(Recorded data)
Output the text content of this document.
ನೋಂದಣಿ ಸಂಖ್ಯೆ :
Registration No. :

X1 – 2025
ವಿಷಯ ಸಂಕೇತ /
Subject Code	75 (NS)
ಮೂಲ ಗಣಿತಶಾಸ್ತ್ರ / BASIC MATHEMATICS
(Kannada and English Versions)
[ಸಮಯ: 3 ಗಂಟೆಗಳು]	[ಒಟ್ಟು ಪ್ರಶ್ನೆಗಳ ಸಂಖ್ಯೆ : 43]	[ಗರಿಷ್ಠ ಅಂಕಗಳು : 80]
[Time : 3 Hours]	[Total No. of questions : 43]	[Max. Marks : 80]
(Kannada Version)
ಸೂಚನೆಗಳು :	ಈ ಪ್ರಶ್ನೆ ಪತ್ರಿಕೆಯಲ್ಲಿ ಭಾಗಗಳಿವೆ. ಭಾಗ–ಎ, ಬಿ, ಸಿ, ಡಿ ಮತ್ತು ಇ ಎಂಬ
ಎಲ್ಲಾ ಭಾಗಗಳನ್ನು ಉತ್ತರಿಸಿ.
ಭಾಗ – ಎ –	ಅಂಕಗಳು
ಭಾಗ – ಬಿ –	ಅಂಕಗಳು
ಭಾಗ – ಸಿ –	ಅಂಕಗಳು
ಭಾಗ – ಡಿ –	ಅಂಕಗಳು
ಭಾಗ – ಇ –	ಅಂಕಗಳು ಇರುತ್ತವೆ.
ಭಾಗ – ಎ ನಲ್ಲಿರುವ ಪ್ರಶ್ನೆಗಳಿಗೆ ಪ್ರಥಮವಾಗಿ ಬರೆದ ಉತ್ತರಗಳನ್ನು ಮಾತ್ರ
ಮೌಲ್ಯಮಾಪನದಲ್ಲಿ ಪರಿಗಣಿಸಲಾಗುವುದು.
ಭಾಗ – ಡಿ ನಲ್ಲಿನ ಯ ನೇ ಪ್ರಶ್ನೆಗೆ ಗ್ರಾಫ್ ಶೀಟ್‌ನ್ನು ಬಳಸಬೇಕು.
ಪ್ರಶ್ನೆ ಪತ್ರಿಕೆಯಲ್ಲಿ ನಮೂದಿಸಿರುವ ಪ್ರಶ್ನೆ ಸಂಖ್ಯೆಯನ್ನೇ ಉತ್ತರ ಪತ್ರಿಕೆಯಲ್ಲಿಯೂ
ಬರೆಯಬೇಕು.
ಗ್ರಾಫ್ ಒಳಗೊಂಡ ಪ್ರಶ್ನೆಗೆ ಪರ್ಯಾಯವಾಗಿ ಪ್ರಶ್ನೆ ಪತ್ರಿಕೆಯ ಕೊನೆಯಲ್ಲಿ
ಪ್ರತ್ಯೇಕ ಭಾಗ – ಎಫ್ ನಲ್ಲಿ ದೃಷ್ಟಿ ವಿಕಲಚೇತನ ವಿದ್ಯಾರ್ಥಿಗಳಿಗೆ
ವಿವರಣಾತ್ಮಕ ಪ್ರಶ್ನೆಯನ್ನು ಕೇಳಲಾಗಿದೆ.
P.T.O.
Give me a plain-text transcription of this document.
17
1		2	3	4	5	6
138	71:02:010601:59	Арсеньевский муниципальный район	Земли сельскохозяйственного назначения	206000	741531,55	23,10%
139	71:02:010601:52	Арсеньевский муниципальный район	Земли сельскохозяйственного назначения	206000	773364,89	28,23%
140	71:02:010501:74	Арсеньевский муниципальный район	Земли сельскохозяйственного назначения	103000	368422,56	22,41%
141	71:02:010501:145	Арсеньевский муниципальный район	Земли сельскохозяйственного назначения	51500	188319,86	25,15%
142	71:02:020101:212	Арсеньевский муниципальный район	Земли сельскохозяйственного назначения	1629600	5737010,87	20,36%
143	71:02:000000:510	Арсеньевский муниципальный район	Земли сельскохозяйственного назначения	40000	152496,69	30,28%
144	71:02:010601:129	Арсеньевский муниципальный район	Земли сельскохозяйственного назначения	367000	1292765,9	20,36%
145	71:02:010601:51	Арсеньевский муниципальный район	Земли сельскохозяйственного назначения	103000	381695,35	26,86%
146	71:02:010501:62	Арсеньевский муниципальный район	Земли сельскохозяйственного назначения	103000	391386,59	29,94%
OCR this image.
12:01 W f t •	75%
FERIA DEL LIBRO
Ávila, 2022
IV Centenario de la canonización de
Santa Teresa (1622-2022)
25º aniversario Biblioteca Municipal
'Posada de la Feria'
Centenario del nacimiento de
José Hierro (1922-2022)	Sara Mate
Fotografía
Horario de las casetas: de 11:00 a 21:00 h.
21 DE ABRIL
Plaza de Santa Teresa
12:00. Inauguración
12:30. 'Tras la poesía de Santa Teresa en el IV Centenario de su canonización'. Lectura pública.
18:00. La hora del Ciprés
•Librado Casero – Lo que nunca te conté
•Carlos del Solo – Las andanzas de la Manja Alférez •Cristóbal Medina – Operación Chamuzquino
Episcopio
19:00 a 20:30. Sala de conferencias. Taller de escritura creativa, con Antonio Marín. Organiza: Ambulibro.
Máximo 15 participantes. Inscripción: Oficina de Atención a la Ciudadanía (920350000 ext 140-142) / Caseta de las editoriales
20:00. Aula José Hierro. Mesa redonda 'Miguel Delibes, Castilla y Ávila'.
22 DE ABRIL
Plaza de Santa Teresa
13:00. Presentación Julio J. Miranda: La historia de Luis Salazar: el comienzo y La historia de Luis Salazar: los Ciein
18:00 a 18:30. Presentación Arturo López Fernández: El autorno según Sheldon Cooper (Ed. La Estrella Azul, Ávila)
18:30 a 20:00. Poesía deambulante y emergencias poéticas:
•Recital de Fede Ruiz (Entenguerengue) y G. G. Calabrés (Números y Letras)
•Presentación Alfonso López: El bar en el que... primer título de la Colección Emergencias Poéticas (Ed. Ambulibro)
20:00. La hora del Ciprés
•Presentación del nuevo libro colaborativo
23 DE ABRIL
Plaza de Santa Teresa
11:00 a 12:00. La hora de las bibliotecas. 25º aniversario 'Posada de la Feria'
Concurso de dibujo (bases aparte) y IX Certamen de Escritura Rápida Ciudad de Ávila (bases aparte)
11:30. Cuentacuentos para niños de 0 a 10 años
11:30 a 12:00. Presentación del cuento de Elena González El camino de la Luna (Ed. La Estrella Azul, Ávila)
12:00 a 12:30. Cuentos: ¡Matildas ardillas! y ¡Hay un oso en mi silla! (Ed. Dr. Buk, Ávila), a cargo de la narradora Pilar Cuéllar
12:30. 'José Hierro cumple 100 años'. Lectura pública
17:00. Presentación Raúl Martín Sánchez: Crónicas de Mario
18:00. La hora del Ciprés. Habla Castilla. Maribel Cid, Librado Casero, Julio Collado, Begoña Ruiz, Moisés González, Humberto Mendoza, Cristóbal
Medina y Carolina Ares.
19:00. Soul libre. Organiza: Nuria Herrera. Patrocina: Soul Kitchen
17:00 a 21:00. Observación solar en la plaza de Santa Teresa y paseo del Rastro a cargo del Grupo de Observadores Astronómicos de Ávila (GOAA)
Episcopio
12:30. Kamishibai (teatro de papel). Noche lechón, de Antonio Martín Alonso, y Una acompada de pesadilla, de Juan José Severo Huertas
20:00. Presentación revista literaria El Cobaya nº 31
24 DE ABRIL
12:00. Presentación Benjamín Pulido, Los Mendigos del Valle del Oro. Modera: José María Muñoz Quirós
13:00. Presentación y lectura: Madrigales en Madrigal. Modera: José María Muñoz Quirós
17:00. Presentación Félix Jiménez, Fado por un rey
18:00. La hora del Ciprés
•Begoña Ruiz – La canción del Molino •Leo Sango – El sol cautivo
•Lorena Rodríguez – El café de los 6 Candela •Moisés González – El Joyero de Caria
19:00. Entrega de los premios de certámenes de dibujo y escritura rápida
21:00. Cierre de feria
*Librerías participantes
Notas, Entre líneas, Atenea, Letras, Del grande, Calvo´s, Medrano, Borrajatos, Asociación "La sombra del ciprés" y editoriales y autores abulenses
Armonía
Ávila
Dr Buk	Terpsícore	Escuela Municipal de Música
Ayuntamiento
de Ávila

▶ _WHAT IS ASKED_
Show each line in the entries that holds the string "Muñoz".

▶ _THE RESPONSE_
12:00. Presentación Benjamín Pulido, Los Mendigos del Valle del Oro. Modera: José María Muñoz Quirós
13:00. Presentación y lectura: Madrigales en Madrigal. Modera: José María Muñoz Quirós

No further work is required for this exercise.